* Recorded data *
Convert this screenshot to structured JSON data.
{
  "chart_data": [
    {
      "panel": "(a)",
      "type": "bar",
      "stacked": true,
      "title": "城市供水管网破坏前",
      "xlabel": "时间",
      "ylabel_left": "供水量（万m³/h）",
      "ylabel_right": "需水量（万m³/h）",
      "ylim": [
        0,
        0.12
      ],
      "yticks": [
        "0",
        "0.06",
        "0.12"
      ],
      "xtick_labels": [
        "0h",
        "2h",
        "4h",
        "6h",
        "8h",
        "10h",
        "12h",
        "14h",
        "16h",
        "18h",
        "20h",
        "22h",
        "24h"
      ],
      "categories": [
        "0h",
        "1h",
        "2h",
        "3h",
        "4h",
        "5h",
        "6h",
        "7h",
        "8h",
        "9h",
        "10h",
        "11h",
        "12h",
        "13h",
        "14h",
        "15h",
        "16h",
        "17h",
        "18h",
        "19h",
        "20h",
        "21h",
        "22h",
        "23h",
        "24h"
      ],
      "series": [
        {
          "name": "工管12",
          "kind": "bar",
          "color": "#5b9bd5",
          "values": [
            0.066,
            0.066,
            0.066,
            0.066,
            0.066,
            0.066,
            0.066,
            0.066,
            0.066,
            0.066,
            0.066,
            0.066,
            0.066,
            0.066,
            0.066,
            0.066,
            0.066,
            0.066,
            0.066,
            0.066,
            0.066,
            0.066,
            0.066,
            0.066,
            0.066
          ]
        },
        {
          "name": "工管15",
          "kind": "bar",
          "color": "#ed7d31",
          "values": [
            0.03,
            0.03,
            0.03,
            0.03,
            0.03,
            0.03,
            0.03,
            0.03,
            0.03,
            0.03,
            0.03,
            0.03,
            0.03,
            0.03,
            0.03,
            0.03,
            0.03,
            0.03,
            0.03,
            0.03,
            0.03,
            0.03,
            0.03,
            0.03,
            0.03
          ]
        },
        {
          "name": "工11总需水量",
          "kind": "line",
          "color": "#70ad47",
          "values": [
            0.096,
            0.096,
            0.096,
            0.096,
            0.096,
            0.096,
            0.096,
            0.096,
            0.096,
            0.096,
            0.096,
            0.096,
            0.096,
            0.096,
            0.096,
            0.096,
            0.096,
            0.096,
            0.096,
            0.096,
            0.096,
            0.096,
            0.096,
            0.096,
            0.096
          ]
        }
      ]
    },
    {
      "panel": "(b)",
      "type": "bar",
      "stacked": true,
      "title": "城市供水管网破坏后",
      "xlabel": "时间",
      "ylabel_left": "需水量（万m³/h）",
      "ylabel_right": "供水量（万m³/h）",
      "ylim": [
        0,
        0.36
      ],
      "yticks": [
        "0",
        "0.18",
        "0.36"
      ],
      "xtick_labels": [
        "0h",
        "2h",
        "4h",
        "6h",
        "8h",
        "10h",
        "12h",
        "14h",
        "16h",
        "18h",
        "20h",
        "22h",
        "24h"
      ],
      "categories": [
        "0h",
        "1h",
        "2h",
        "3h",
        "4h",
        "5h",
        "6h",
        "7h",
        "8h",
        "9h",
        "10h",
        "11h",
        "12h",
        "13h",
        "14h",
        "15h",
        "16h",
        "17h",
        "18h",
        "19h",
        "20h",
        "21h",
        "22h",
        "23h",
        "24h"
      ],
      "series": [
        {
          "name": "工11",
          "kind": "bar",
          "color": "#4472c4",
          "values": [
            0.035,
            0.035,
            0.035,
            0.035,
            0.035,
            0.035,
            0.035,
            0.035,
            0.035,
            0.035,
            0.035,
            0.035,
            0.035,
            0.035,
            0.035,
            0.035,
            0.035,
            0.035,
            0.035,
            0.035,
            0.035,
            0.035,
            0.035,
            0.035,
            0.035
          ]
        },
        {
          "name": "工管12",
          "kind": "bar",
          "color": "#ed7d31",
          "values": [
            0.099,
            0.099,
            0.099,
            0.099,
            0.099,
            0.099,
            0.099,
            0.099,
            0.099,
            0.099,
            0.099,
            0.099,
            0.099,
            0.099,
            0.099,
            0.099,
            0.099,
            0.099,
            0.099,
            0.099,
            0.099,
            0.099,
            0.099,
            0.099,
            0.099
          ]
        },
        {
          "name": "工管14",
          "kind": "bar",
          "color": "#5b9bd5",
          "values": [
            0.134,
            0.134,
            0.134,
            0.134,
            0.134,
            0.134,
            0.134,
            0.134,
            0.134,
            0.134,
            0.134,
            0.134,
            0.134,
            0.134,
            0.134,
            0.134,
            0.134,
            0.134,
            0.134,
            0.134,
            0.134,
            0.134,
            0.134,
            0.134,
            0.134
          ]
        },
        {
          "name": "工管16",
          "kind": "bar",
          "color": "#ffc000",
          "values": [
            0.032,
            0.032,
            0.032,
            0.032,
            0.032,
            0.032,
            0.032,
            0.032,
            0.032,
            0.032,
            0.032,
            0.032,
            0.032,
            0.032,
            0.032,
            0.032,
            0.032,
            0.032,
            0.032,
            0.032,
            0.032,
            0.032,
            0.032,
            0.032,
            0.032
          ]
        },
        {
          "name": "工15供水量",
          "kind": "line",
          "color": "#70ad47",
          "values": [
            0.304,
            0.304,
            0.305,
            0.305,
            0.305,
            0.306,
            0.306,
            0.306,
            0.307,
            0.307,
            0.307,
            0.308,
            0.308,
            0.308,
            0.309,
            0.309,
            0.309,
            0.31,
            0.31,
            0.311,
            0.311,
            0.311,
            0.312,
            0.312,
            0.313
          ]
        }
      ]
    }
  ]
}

* Exercise instructions *
The full set of records should be duplicated exactly.

* Result of this exercise *
Convert this screenshot to structured JSON data.
{
  "chart_data": [
    {
      "panel": "(a)",
      "type": "bar",
      "stacked": true,
      "title": "城市供水管网破坏前",
      "xlabel": "时间",
      "ylabel_left": "供水量（万m³/h）",
      "ylabel_right": "需水量（万m³/h）",
      "ylim": [
        0,
        0.12
      ],
      "yticks": [
        "0",
        "0.06",
        "0.12"
      ],
      "xtick_labels": [
        "0h",
        "2h",
        "4h",
        "6h",
        "8h",
        "10h",
        "12h",
        "14h",
        "16h",
        "18h",
        "20h",
        "22h",
        "24h"
      ],
      "categories": [
        "0h",
        "1h",
        "2h",
        "3h",
        "4h",
        "5h",
        "6h",
        "7h",
        "8h",
        "9h",
        "10h",
        "11h",
        "12h",
        "13h",
        "14h",
        "15h",
        "16h",
        "17h",
        "18h",
        "19h",
        "20h",
        "21h",
        "22h",
        "23h",
        "24h"
      ],
      "series": [
        {
          "name": "工管12",
          "kind": "bar",
          "color": "#5b9bd5",
          "values": [
            0.066,
            0.066,
            0.066,
            0.066,
            0.066,
            0.066,
            0.066,
            0.066,
            0.066,
            0.066,
            0.066,
            0.066,
            0.066,
            0.066,
            0.066,
            0.066,
            0.066,
            0.066,
            0.066,
            0.066,
            0.066,
            0.066,
            0.066,
            0.066,
            0.066
          ]
        },
        {
          "name": "工管15",
          "kind": "bar",
          "color": "#ed7d31",
          "values": [
            0.03,
            0.03,
            0.03,
            0.03,
            0.03,
            0.03,
            0.03,
            0.03,
            0.03,
            0.03,
            0.03,
            0.03,
            0.03,
            0.03,
            0.03,
            0.03,
            0.03,
            0.03,
            0.03,
            0.03,
            0.03,
            0.03,
            0.03,
            0.03,
            0.03
          ]
        },
        {
          "name": "工11总需水量",
          "kind": "line",
          "color": "#70ad47",
          "values": [
            0.096,
            0.096,
            0.096,
            0.096,
            0.096,
            0.096,
            0.096,
            0.096,
            0.096,
            0.096,
            0.096,
            0.096,
            0.096,
            0.096,
            0.096,
            0.096,
            0.096,
            0.096,
            0.096,
            0.096,
            0.096,
            0.096,
            0.096,
            0.096,
            0.096
          ]
        }
      ]
    },
    {
      "panel": "(b)",
      "type": "bar",
      "stacked": true,
      "title": "城市供水管网破坏后",
      "xlabel": "时间",
      "ylabel_left": "需水量（万m³/h）",
      "ylabel_right": "供水量（万m³/h）",
      "ylim": [
        0,
        0.36
      ],
      "yticks": [
        "0",
        "0.18",
        "0.36"
      ],
      "xtick_labels": [
        "0h",
        "2h",
        "4h",
        "6h",
        "8h",
        "10h",
        "12h",
        "14h",
        "16h",
        "18h",
        "20h",
        "22h",
        "24h"
      ],
      "categories": [
        "0h",
        "1h",
        "2h",
        "3h",
        "4h",
        "5h",
        "6h",
        "7h",
        "8h",
        "9h",
        "10h",
        "11h",
        "12h",
        "13h",
        "14h",
        "15h",
        "16h",
        "17h",
        "18h",
        "19h",
        "20h",
        "21h",
        "22h",
        "23h",
        "24h"
      ],
      "series": [
        {
          "name": "工11",
          "kind": "bar",
          "color": "#4472c4",
          "values": [
            0.035,
            0.035,
            0.035,
            0.035,
            0.035,
            0.035,
            0.035,
            0.035,
            0.035,
            0.035,
            0.035,
            0.035,
            0.035,
            0.035,
            0.035,
            0.035,
            0.035,
            0.035,
            0.035,
            0.035,
            0.035,
            0.035,
            0.035,
            0.035,
            0.035
          ]
        },
        {
          "name": "工管12",
          "kind": "bar",
          "color": "#ed7d31",
          "values": [
            0.099,
            0.099,
            0.099,
            0.099,
            0.099,
            0.099,
            0.099,
            0.099,
            0.099,
            0.099,
            0.099,
            0.099,
            0.099,
            0.099,
            0.099,
            0.099,
            0.099,
            0.099,
            0.099,
            0.099,
            0.099,
            0.099,
            0.099,
            0.099,
            0.099
          ]
        },
        {
          "name": "工管14",
          "kind": "bar",
          "color": "#5b9bd5",
          "values": [
            0.134,
            0.134,
            0.134,
            0.134,
            0.134,
            0.134,
            0.134,
            0.134,
            0.134,
            0.134,
            0.134,
            0.134,
            0.134,
            0.134,
            0.134,
            0.134,
            0.134,
            0.134,
            0.134,
            0.134,
            0.134,
            0.134,
            0.134,
            0.134,
            0.134
          ]
        },
        {
          "name": "工管16",
          "kind": "bar",
          "color": "#ffc000",
          "values": [
            0.032,
            0.032,
            0.032,
            0.032,
            0.032,
            0.032,
            0.032,
            0.032,
            0.032,
            0.032,
            0.032,
            0.032,
            0.032,
            0.032,
            0.032,
            0.032,
            0.032,
            0.032,
            0.032,
            0.032,
            0.032,
            0.032,
            0.032,
            0.032,
            0.032
          ]
        },
        {
          "name": "工15供水量",
          "kind": "line",
          "color": "#70ad47",
          "values": [
            0.304,
            0.304,
            0.305,
            0.305,
            0.305,
            0.306,
            0.306,
            0.306,
            0.307,
            0.307,
            0.307,
            0.308,
            0.308,
            0.308,
            0.309,
            0.309,
            0.309,
            0.31,
            0.31,
            0.311,
            0.311,
            0.311,
            0.312,
            0.312,
            0.313
          ]
        }
      ]
    }
  ]
}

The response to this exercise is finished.